* [The task] All of the records listed below should be retyped exactly.

* [Given information]
..........

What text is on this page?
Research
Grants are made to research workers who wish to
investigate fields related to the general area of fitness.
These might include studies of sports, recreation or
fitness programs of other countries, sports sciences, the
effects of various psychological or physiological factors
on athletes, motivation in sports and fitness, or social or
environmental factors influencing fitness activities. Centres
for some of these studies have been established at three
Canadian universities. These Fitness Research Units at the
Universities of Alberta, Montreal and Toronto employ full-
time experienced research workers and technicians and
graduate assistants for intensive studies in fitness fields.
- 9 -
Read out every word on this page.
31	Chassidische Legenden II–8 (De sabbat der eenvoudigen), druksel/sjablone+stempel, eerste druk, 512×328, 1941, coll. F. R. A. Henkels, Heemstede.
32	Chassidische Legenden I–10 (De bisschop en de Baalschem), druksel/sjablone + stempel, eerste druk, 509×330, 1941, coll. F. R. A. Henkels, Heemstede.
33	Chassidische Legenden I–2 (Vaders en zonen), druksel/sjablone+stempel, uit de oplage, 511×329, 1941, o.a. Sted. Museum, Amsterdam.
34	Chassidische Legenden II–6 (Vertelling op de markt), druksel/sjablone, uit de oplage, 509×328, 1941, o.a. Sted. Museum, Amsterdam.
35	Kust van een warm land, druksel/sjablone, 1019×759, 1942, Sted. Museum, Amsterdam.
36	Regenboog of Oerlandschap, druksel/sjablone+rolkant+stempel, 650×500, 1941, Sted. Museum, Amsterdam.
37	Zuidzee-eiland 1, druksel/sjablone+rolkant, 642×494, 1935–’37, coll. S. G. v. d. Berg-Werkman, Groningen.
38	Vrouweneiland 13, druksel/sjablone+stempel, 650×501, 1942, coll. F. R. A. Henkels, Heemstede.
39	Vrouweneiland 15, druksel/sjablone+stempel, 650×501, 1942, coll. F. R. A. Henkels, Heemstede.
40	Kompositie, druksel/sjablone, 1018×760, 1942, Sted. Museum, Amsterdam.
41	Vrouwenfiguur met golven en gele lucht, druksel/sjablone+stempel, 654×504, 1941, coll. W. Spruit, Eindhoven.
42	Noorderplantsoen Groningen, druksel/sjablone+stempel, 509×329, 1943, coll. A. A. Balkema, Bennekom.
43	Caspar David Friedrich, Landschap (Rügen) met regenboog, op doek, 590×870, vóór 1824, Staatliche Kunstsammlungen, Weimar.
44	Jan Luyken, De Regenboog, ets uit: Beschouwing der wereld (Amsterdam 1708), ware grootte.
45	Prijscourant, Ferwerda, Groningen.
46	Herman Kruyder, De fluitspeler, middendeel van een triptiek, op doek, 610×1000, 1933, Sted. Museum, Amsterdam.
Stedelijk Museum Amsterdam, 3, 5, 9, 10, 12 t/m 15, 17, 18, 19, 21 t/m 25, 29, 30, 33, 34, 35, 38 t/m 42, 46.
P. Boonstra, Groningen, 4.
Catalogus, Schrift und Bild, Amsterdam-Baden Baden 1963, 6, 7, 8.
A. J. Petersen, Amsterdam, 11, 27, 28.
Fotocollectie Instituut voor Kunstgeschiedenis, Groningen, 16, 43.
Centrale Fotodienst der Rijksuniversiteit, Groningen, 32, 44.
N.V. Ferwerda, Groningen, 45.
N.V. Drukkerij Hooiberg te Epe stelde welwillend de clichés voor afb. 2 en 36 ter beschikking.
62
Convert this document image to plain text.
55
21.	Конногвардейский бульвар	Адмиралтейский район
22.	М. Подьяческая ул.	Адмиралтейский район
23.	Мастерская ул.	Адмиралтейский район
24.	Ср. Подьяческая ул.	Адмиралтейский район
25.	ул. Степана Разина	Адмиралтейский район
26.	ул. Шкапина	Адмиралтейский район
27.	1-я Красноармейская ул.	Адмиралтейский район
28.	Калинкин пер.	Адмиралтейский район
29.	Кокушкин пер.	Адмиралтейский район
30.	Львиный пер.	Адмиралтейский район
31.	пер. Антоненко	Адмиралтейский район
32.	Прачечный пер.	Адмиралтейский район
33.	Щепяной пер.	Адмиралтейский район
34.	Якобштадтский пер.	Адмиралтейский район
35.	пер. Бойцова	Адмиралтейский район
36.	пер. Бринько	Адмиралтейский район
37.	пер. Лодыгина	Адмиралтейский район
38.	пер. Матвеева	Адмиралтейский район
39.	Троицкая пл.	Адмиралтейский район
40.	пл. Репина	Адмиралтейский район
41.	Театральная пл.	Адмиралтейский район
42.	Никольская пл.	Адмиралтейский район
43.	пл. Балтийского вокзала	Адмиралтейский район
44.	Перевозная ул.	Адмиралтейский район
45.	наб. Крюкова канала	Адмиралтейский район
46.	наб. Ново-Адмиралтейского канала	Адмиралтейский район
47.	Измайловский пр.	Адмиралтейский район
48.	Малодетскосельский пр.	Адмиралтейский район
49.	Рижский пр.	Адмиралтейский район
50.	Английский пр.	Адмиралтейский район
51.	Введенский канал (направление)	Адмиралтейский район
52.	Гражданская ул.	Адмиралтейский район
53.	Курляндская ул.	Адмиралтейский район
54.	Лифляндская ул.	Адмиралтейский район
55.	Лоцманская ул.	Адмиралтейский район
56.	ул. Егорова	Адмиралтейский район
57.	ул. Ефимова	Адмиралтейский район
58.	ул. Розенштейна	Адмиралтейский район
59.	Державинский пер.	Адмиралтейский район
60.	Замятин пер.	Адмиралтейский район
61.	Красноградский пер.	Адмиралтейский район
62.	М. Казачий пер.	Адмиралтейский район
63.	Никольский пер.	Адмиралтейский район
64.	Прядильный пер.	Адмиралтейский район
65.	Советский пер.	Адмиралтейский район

..........

* [Response to this task]
What text is on this page?
Research
Grants are made to research workers who wish to
investigate fields related to the general area of fitness.
These might include studies of sports, recreation or
fitness programs of other countries, sports sciences, the
effects of various psychological or physiological factors
on athletes, motivation in sports and fitness, or social or
environmental factors influencing fitness activities. Centres
for some of these studies have been established at three
Canadian universities. These Fitness Research Units at the
Universities of Alberta, Montreal and Toronto employ full-
time experienced research workers and technicians and
graduate assistants for intensive studies in fitness fields.
- 9 -
Read out every word on this page.
31	Chassidische Legenden II–8 (De sabbat der eenvoudigen), druksel/sjablone+stempel, eerste druk, 512×328, 1941, coll. F. R. A. Henkels, Heemstede.
32	Chassidische Legenden I–10 (De bisschop en de Baalschem), druksel/sjablone + stempel, eerste druk, 509×330, 1941, coll. F. R. A. Henkels, Heemstede.
33	Chassidische Legenden I–2 (Vaders en zonen), druksel/sjablone+stempel, uit de oplage, 511×329, 1941, o.a. Sted. Museum, Amsterdam.
34	Chassidische Legenden II–6 (Vertelling op de markt), druksel/sjablone, uit de oplage, 509×328, 1941, o.a. Sted. Museum, Amsterdam.
35	Kust van een warm land, druksel/sjablone, 1019×759, 1942, Sted. Museum, Amsterdam.
36	Regenboog of Oerlandschap, druksel/sjablone+rolkant+stempel, 650×500, 1941, Sted. Museum, Amsterdam.
37	Zuidzee-eiland 1, druksel/sjablone+rolkant, 642×494, 1935–’37, coll. S. G. v. d. Berg-Werkman, Groningen.
38	Vrouweneiland 13, druksel/sjablone+stempel, 650×501, 1942, coll. F. R. A. Henkels, Heemstede.
39	Vrouweneiland 15, druksel/sjablone+stempel, 650×501, 1942, coll. F. R. A. Henkels, Heemstede.
40	Kompositie, druksel/sjablone, 1018×760, 1942, Sted. Museum, Amsterdam.
41	Vrouwenfiguur met golven en gele lucht, druksel/sjablone+stempel, 654×504, 1941, coll. W. Spruit, Eindhoven.
42	Noorderplantsoen Groningen, druksel/sjablone+stempel, 509×329, 1943, coll. A. A. Balkema, Bennekom.
43	Caspar David Friedrich, Landschap (Rügen) met regenboog, op doek, 590×870, vóór 1824, Staatliche Kunstsammlungen, Weimar.
44	Jan Luyken, De Regenboog, ets uit: Beschouwing der wereld (Amsterdam 1708), ware grootte.
45	Prijscourant, Ferwerda, Groningen.
46	Herman Kruyder, De fluitspeler, middendeel van een triptiek, op doek, 610×1000, 1933, Sted. Museum, Amsterdam.
Stedelijk Museum Amsterdam, 3, 5, 9, 10, 12 t/m 15, 17, 18, 19, 21 t/m 25, 29, 30, 33, 34, 35, 38 t/m 42, 46.
P. Boonstra, Groningen, 4.
Catalogus, Schrift und Bild, Amsterdam-Baden Baden 1963, 6, 7, 8.
A. J. Petersen, Amsterdam, 11, 27, 28.
Fotocollectie Instituut voor Kunstgeschiedenis, Groningen, 16, 43.
Centrale Fotodienst der Rijksuniversiteit, Groningen, 32, 44.
N.V. Ferwerda, Groningen, 45.
N.V. Drukkerij Hooiberg te Epe stelde welwillend de clichés voor afb. 2 en 36 ter beschikking.
62
Convert this document image to plain text.
55
21.	Конногвардейский бульвар	Адмиралтейский район
22.	М. Подьяческая ул.	Адмиралтейский район
23.	Мастерская ул.	Адмиралтейский район
24.	Ср. Подьяческая ул.	Адмиралтейский район
25.	ул. Степана Разина	Адмиралтейский район
26.	ул. Шкапина	Адмиралтейский район
27.	1-я Красноармейская ул.	Адмиралтейский район
28.	Калинкин пер.	Адмиралтейский район
29.	Кокушкин пер.	Адмиралтейский район
30.	Львиный пер.	Адмиралтейский район
31.	пер. Антоненко	Адмиралтейский район
32.	Прачечный пер.	Адмиралтейский район
33.	Щепяной пер.	Адмиралтейский район
34.	Якобштадтский пер.	Адмиралтейский район
35.	пер. Бойцова	Адмиралтейский район
36.	пер. Бринько	Адмиралтейский район
37.	пер. Лодыгина	Адмиралтейский район
38.	пер. Матвеева	Адмиралтейский район
39.	Троицкая пл.	Адмиралтейский район
40.	пл. Репина	Адмиралтейский район
41.	Театральная пл.	Адмиралтейский район
42.	Никольская пл.	Адмиралтейский район
43.	пл. Балтийского вокзала	Адмиралтейский район
44.	Перевозная ул.	Адмиралтейский район
45.	наб. Крюкова канала	Адмиралтейский район
46.	наб. Ново-Адмиралтейского канала	Адмиралтейский район
47.	Измайловский пр.	Адмиралтейский район
48.	Малодетскосельский пр.	Адмиралтейский район
49.	Рижский пр.	Адмиралтейский район
50.	Английский пр.	Адмиралтейский район
51.	Введенский канал (направление)	Адмиралтейский район
52.	Гражданская ул.	Адмиралтейский район
53.	Курляндская ул.	Адмиралтейский район
54.	Лифляндская ул.	Адмиралтейский район
55.	Лоцманская ул.	Адмиралтейский район
56.	ул. Егорова	Адмиралтейский район
57.	ул. Ефимова	Адмиралтейский район
58.	ул. Розенштейна	Адмиралтейский район
59.	Державинский пер.	Адмиралтейский район
60.	Замятин пер.	Адмиралтейский район
61.	Красноградский пер.	Адмиралтейский район
62.	М. Казачий пер.	Адмиралтейский район
63.	Никольский пер.	Адмиралтейский район
64.	Прядильный пер.	Адмиралтейский район
65.	Советский пер.	Адмиралтейский район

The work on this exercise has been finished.